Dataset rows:
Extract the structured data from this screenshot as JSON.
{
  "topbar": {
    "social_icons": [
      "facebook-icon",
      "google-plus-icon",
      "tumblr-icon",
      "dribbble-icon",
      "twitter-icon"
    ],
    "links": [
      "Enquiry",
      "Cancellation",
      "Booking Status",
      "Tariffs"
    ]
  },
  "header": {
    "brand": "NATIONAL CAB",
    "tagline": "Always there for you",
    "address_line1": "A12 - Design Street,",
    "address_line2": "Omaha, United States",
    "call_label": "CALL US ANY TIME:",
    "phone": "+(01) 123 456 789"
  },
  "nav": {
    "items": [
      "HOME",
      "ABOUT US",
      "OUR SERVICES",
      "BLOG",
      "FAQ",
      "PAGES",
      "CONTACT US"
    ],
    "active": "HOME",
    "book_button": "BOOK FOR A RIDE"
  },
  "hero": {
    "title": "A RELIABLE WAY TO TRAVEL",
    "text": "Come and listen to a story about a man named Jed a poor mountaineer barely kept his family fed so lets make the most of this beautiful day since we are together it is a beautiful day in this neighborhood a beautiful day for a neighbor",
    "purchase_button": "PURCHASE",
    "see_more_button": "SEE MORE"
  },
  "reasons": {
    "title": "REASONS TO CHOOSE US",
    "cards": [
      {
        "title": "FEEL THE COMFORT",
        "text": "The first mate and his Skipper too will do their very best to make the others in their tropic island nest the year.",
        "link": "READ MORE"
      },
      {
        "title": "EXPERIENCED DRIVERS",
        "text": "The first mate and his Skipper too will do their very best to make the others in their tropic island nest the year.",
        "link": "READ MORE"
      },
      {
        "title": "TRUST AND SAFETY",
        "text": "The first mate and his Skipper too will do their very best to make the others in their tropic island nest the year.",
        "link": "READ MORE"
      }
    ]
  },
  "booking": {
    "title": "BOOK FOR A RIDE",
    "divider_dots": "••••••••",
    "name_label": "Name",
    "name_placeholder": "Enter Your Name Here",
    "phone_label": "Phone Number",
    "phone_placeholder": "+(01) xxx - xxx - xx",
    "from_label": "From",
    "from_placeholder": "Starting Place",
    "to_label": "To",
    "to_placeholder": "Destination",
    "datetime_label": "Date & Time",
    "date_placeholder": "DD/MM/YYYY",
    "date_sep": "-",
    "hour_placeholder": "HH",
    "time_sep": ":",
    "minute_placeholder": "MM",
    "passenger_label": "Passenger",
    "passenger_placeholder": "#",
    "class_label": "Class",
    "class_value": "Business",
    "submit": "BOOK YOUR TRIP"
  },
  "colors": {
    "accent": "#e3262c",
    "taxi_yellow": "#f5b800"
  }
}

**Problem to work on**
From the data above, copy each line that holds "RIDE".

**Worked answer**
    "book_button": "BOOK FOR A RIDE"
    "title": "BOOK FOR A RIDE",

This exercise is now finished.